Exactly repeat the material, dropping only the pictures.
** begin Exercise data **
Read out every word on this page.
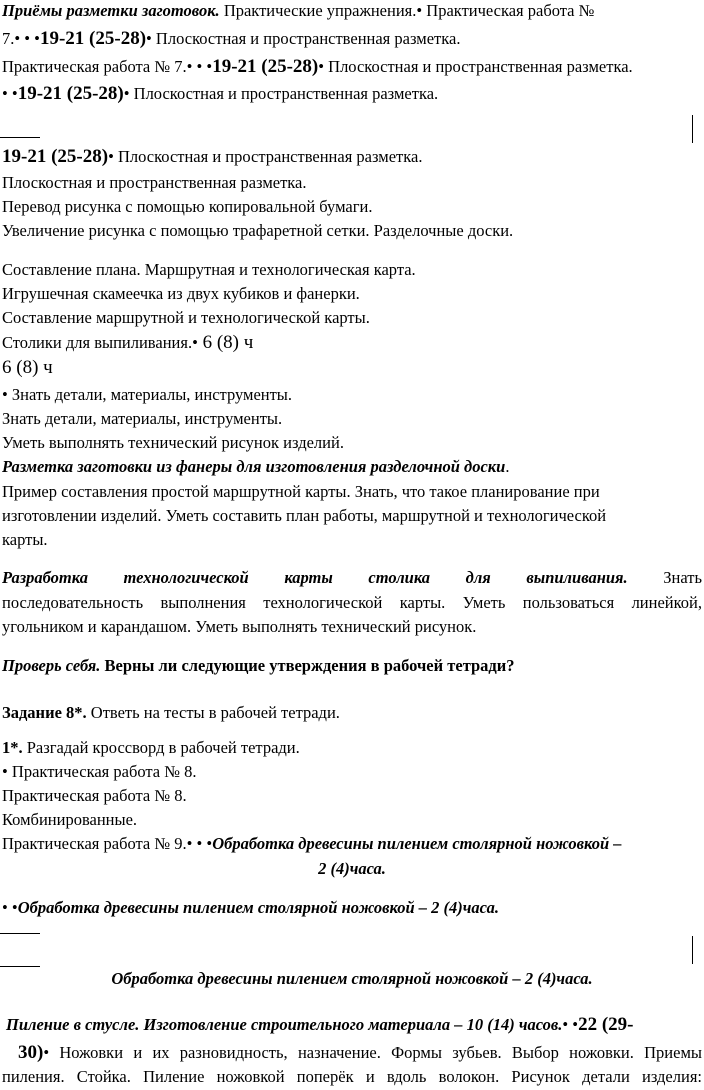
Приёмы разметки заготовок. Практические упражнения.• Практическая работа №
7.• • •19-21 (25-28)• Плоскостная и пространственная разметка.
Практическая работа № 7.• • •19-21 (25-28)• Плоскостная и пространственная разметка.
• •19-21 (25-28)• Плоскостная и пространственная разметка.
19-21 (25-28)• Плоскостная и пространственная разметка.
Плоскостная и пространственная разметка.
Перевод рисунка с помощью копировальной бумаги.
Увеличение рисунка с помощью трафаретной сетки. Разделочные доски.
Составление плана. Маршрутная и технологическая карта.
Игрушечная скамеечка из двух кубиков и фанерки.
Составление маршрутной и технологической карты.
Столики для выпиливания.• 6 (8) ч
6 (8) ч
• Знать детали, материалы, инструменты.
Знать детали, материалы, инструменты.
Уметь выполнять технический рисунок изделий.
Разметка заготовки из фанеры для изготовления разделочной доски.
Пример составления простой маршрутной карты. Знать, что такое планирование при
изготовлении изделий. Уметь составить план работы, маршрутной и технологической
карты.
Разработка технологической карты столика для выпиливания. Знать
последовательность выполнения технологической карты. Уметь пользоваться линейкой,
угольником и карандашом. Уметь выполнять технический рисунок.
Проверь себя. Верны ли следующие утверждения в рабочей тетради?
Задание 8*. Ответь на тесты в рабочей тетради.
1*. Разгадай кроссворд в рабочей тетради.
• Практическая работа № 8.
Практическая работа № 8.
Комбинированные.
Практическая работа № 9.• • •Обработка древесины пилением столярной ножовкой –
2 (4)часа.
• •Обработка древесины пилением столярной ножовкой – 2 (4)часа.
Обработка древесины пилением столярной ножовкой – 2 (4)часа.
Пиление в стусле. Изготовление строительного материала – 10 (14) часов.• •22 (29-
30)• Ножовки и их разновидность, назначение. Формы зубьев. Выбор ножовки. Приемы
пиления. Стойка. Пиление ножовкой поперёк и вдоль волокон. Рисунок детали изделия:
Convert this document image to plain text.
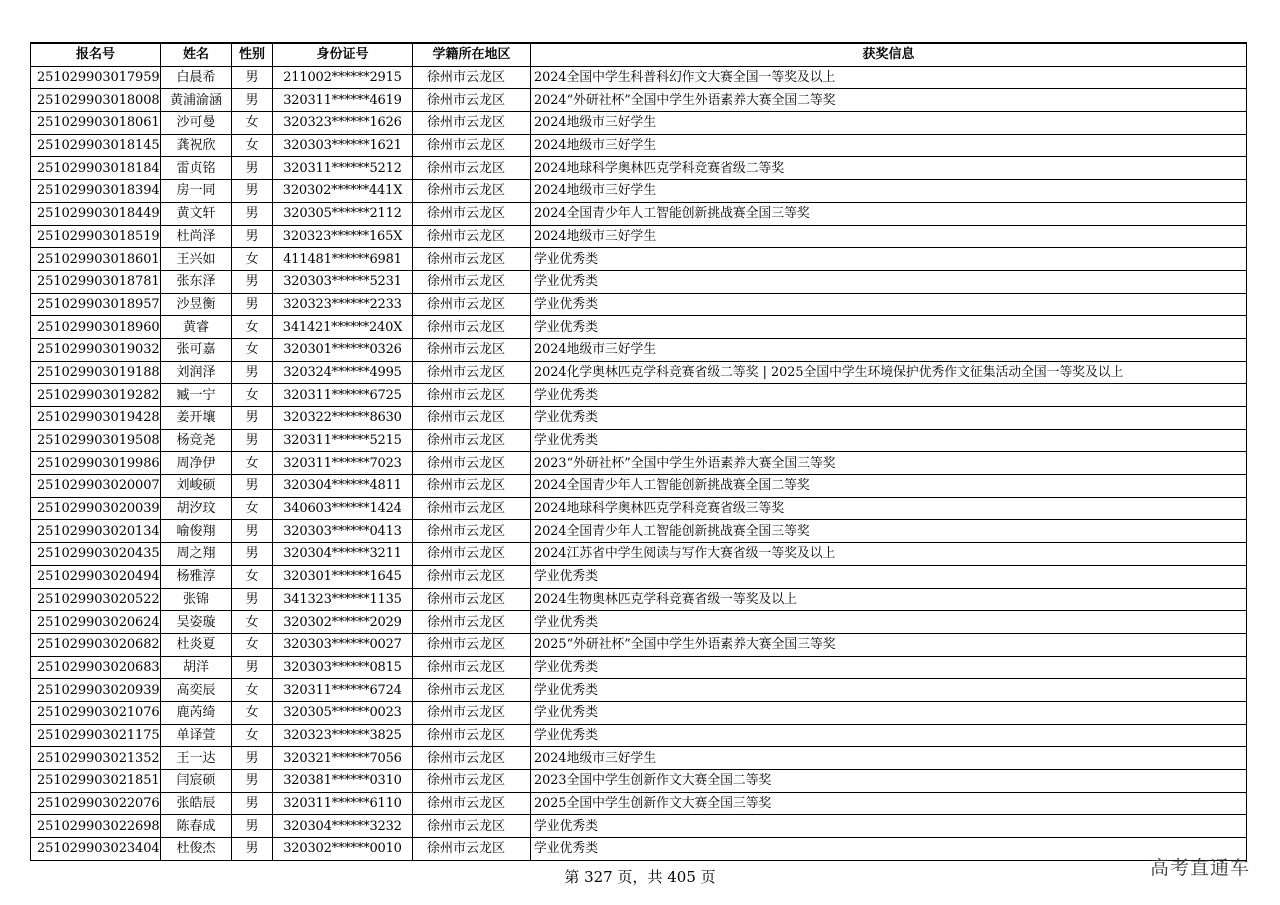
报名号	姓名	性别	身份证号	学籍所在地区	获奖信息
251029903017959	白晨希	男	211002******2915	徐州市云龙区	2024全国中学生科普科幻作文大赛全国一等奖及以上
251029903018008	黄浦渝涵	男	320311******4619	徐州市云龙区	2024“外研社杯”全国中学生外语素养大赛全国二等奖
251029903018061	沙可曼	女	320323******1626	徐州市云龙区	2024地级市三好学生
251029903018145	龚祝欣	女	320303******1621	徐州市云龙区	2024地级市三好学生
251029903018184	雷贞铭	男	320311******5212	徐州市云龙区	2024地球科学奥林匹克学科竞赛省级二等奖
251029903018394	房一同	男	320302******441X	徐州市云龙区	2024地级市三好学生
251029903018449	黄文轩	男	320305******2112	徐州市云龙区	2024全国青少年人工智能创新挑战赛全国三等奖
251029903018519	杜尚泽	男	320323******165X	徐州市云龙区	2024地级市三好学生
251029903018601	王兴如	女	411481******6981	徐州市云龙区	学业优秀类
251029903018781	张东泽	男	320303******5231	徐州市云龙区	学业优秀类
251029903018957	沙昱衡	男	320323******2233	徐州市云龙区	学业优秀类
251029903018960	黄睿	女	341421******240X	徐州市云龙区	学业优秀类
251029903019032	张可嘉	女	320301******0326	徐州市云龙区	2024地级市三好学生
251029903019188	刘润泽	男	320324******4995	徐州市云龙区	2024化学奥林匹克学科竞赛省级二等奖 | 2025全国中学生环境保护优秀作文征集活动全国一等奖及以上
251029903019282	臧一宁	女	320311******6725	徐州市云龙区	学业优秀类
251029903019428	姜开壤	男	320322******8630	徐州市云龙区	学业优秀类
251029903019508	杨竞尧	男	320311******5215	徐州市云龙区	学业优秀类
251029903019986	周净伊	女	320311******7023	徐州市云龙区	2023“外研社杯”全国中学生外语素养大赛全国三等奖
251029903020007	刘峻硕	男	320304******4811	徐州市云龙区	2024全国青少年人工智能创新挑战赛全国二等奖
251029903020039	胡汐玟	女	340603******1424	徐州市云龙区	2024地球科学奥林匹克学科竞赛省级三等奖
251029903020134	喻俊翔	男	320303******0413	徐州市云龙区	2024全国青少年人工智能创新挑战赛全国三等奖
251029903020435	周之翔	男	320304******3211	徐州市云龙区	2024江苏省中学生阅读与写作大赛省级一等奖及以上
251029903020494	杨雅淳	女	320301******1645	徐州市云龙区	学业优秀类
251029903020522	张锦	男	341323******1135	徐州市云龙区	2024生物奥林匹克学科竞赛省级一等奖及以上
251029903020624	吴姿璇	女	320302******2029	徐州市云龙区	学业优秀类
251029903020682	杜炎夏	女	320303******0027	徐州市云龙区	2025“外研社杯”全国中学生外语素养大赛全国三等奖
251029903020683	胡洋	男	320303******0815	徐州市云龙区	学业优秀类
251029903020939	高奕辰	女	320311******6724	徐州市云龙区	学业优秀类
251029903021076	鹿芮绮	女	320305******0023	徐州市云龙区	学业优秀类
251029903021175	单译萱	女	320323******3825	徐州市云龙区	学业优秀类
251029903021352	王一达	男	320321******7056	徐州市云龙区	2024地级市三好学生
251029903021851	闫宸硕	男	320381******0310	徐州市云龙区	2023全国中学生创新作文大赛全国二等奖
251029903022076	张皓辰	男	320311******6110	徐州市云龙区	2025全国中学生创新作文大赛全国三等奖
251029903022698	陈春成	男	320304******3232	徐州市云龙区	学业优秀类
251029903023404	杜俊杰	男	320302******0010	徐州市云龙区	学业优秀类
第 327 页，共 405 页	高考直通车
** end Exercise data **
*Reply to the task*:
Read out every word on this page.
Приёмы разметки заготовок. Практические упражнения.• Практическая работа №
7.• • •19-21 (25-28)• Плоскостная и пространственная разметка.
Практическая работа № 7.• • •19-21 (25-28)• Плоскостная и пространственная разметка.
• •19-21 (25-28)• Плоскостная и пространственная разметка.
19-21 (25-28)• Плоскостная и пространственная разметка.
Плоскостная и пространственная разметка.
Перевод рисунка с помощью копировальной бумаги.
Увеличение рисунка с помощью трафаретной сетки. Разделочные доски.
Составление плана. Маршрутная и технологическая карта.
Игрушечная скамеечка из двух кубиков и фанерки.
Составление маршрутной и технологической карты.
Столики для выпиливания.• 6 (8) ч
6 (8) ч
• Знать детали, материалы, инструменты.
Знать детали, материалы, инструменты.
Уметь выполнять технический рисунок изделий.
Разметка заготовки из фанеры для изготовления разделочной доски.
Пример составления простой маршрутной карты. Знать, что такое планирование при
изготовлении изделий. Уметь составить план работы, маршрутной и технологической
карты.
Разработка технологической карты столика для выпиливания. Знать
последовательность выполнения технологической карты. Уметь пользоваться линейкой,
угольником и карандашом. Уметь выполнять технический рисунок.
Проверь себя. Верны ли следующие утверждения в рабочей тетради?
Задание 8*. Ответь на тесты в рабочей тетради.
1*. Разгадай кроссворд в рабочей тетради.
• Практическая работа № 8.
Практическая работа № 8.
Комбинированные.
Практическая работа № 9.• • •Обработка древесины пилением столярной ножовкой –
2 (4)часа.
• •Обработка древесины пилением столярной ножовкой – 2 (4)часа.
Обработка древесины пилением столярной ножовкой – 2 (4)часа.
Пиление в стусле. Изготовление строительного материала – 10 (14) часов.• •22 (29-
30)• Ножовки и их разновидность, назначение. Формы зубьев. Выбор ножовки. Приемы
пиления. Стойка. Пиление ножовкой поперёк и вдоль волокон. Рисунок детали изделия:
Convert this document image to plain text.
报名号	姓名	性别	身份证号	学籍所在地区	获奖信息
251029903017959	白晨希	男	211002******2915	徐州市云龙区	2024全国中学生科普科幻作文大赛全国一等奖及以上
251029903018008	黄浦渝涵	男	320311******4619	徐州市云龙区	2024“外研社杯”全国中学生外语素养大赛全国二等奖
251029903018061	沙可曼	女	320323******1626	徐州市云龙区	2024地级市三好学生
251029903018145	龚祝欣	女	320303******1621	徐州市云龙区	2024地级市三好学生
251029903018184	雷贞铭	男	320311******5212	徐州市云龙区	2024地球科学奥林匹克学科竞赛省级二等奖
251029903018394	房一同	男	320302******441X	徐州市云龙区	2024地级市三好学生
251029903018449	黄文轩	男	320305******2112	徐州市云龙区	2024全国青少年人工智能创新挑战赛全国三等奖
251029903018519	杜尚泽	男	320323******165X	徐州市云龙区	2024地级市三好学生
251029903018601	王兴如	女	411481******6981	徐州市云龙区	学业优秀类
251029903018781	张东泽	男	320303******5231	徐州市云龙区	学业优秀类
251029903018957	沙昱衡	男	320323******2233	徐州市云龙区	学业优秀类
251029903018960	黄睿	女	341421******240X	徐州市云龙区	学业优秀类
251029903019032	张可嘉	女	320301******0326	徐州市云龙区	2024地级市三好学生
251029903019188	刘润泽	男	320324******4995	徐州市云龙区	2024化学奥林匹克学科竞赛省级二等奖 | 2025全国中学生环境保护优秀作文征集活动全国一等奖及以上
251029903019282	臧一宁	女	320311******6725	徐州市云龙区	学业优秀类
251029903019428	姜开壤	男	320322******8630	徐州市云龙区	学业优秀类
251029903019508	杨竞尧	男	320311******5215	徐州市云龙区	学业优秀类
251029903019986	周净伊	女	320311******7023	徐州市云龙区	2023“外研社杯”全国中学生外语素养大赛全国三等奖
251029903020007	刘峻硕	男	320304******4811	徐州市云龙区	2024全国青少年人工智能创新挑战赛全国二等奖
251029903020039	胡汐玟	女	340603******1424	徐州市云龙区	2024地球科学奥林匹克学科竞赛省级三等奖
251029903020134	喻俊翔	男	320303******0413	徐州市云龙区	2024全国青少年人工智能创新挑战赛全国三等奖
251029903020435	周之翔	男	320304******3211	徐州市云龙区	2024江苏省中学生阅读与写作大赛省级一等奖及以上
251029903020494	杨雅淳	女	320301******1645	徐州市云龙区	学业优秀类
251029903020522	张锦	男	341323******1135	徐州市云龙区	2024生物奥林匹克学科竞赛省级一等奖及以上
251029903020624	吴姿璇	女	320302******2029	徐州市云龙区	学业优秀类
251029903020682	杜炎夏	女	320303******0027	徐州市云龙区	2025“外研社杯”全国中学生外语素养大赛全国三等奖
251029903020683	胡洋	男	320303******0815	徐州市云龙区	学业优秀类
251029903020939	高奕辰	女	320311******6724	徐州市云龙区	学业优秀类
251029903021076	鹿芮绮	女	320305******0023	徐州市云龙区	学业优秀类
251029903021175	单译萱	女	320323******3825	徐州市云龙区	学业优秀类
251029903021352	王一达	男	320321******7056	徐州市云龙区	2024地级市三好学生
251029903021851	闫宸硕	男	320381******0310	徐州市云龙区	2023全国中学生创新作文大赛全国二等奖
251029903022076	张皓辰	男	320311******6110	徐州市云龙区	2025全国中学生创新作文大赛全国三等奖
251029903022698	陈春成	男	320304******3232	徐州市云龙区	学业优秀类
251029903023404	杜俊杰	男	320302******0010	徐州市云龙区	学业优秀类
第 327 页，共 405 页	高考直通车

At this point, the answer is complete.